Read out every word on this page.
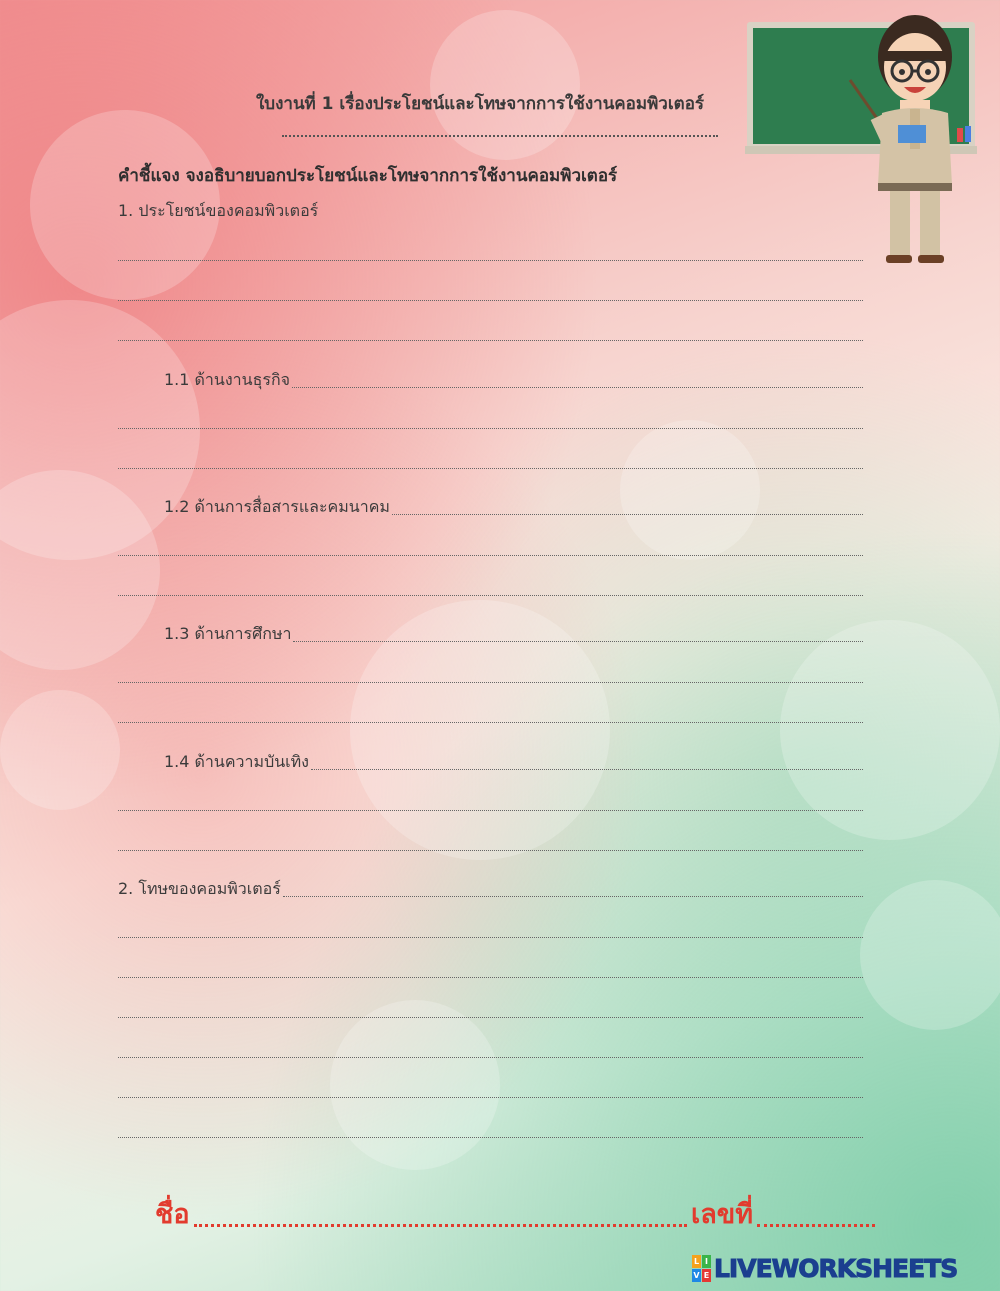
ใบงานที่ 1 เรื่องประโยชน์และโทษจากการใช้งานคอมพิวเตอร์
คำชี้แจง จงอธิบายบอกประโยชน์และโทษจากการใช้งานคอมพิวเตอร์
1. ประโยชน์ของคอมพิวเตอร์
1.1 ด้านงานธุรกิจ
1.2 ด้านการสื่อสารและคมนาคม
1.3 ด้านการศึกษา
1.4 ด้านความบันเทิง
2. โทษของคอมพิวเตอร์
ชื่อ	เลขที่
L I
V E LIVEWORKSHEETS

----

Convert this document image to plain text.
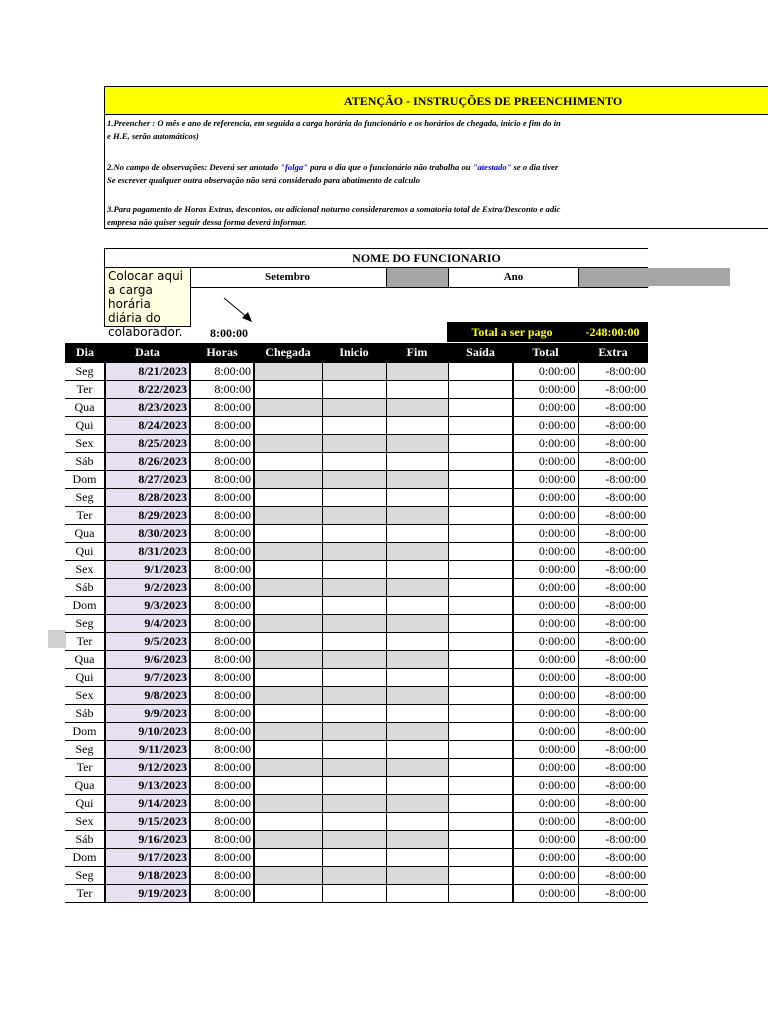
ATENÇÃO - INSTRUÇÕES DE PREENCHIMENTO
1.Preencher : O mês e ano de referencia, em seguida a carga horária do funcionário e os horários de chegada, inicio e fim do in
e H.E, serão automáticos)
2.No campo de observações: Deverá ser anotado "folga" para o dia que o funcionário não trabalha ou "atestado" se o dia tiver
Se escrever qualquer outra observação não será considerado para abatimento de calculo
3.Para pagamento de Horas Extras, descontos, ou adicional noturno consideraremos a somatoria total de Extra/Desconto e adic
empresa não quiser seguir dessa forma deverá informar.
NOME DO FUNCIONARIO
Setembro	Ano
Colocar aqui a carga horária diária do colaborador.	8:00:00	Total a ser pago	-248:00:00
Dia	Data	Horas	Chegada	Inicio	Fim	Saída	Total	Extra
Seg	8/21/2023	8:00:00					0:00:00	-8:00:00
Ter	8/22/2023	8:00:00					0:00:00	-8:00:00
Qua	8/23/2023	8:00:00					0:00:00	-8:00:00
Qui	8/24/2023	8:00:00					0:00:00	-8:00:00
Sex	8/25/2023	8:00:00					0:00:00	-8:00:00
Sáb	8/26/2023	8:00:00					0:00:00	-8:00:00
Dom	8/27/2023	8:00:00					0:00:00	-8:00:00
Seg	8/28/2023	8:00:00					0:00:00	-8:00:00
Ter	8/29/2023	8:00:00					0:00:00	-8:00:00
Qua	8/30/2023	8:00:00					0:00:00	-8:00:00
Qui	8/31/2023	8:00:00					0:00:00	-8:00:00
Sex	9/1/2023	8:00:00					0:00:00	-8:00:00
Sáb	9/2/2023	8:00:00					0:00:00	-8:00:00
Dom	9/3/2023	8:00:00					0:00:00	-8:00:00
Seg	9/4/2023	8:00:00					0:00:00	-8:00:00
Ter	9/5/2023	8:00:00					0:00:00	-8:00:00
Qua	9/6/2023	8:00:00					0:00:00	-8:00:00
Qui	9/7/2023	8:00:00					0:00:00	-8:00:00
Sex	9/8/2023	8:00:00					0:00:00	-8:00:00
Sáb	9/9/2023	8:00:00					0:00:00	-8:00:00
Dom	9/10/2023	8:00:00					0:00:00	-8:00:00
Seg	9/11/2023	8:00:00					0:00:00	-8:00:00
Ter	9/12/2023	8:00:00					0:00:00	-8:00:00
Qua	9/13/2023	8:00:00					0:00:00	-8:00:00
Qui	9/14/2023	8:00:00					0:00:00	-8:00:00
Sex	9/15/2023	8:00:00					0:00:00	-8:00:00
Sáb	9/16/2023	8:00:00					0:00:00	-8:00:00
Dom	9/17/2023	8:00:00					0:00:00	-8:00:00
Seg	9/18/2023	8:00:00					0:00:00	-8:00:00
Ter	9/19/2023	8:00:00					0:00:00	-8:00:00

----

• **Instructions for the task**: Gather all lines from the records above in which "horária" appears.

• **Worked solution**:
1.Preencher : O mês e ano de referencia, em seguida a carga horária do funcionário e os horários de chegada, inicio e fim do in
Colocar aqui a carga horária diária do colaborador.	8:00:00	Total a ser pago	-248:00:00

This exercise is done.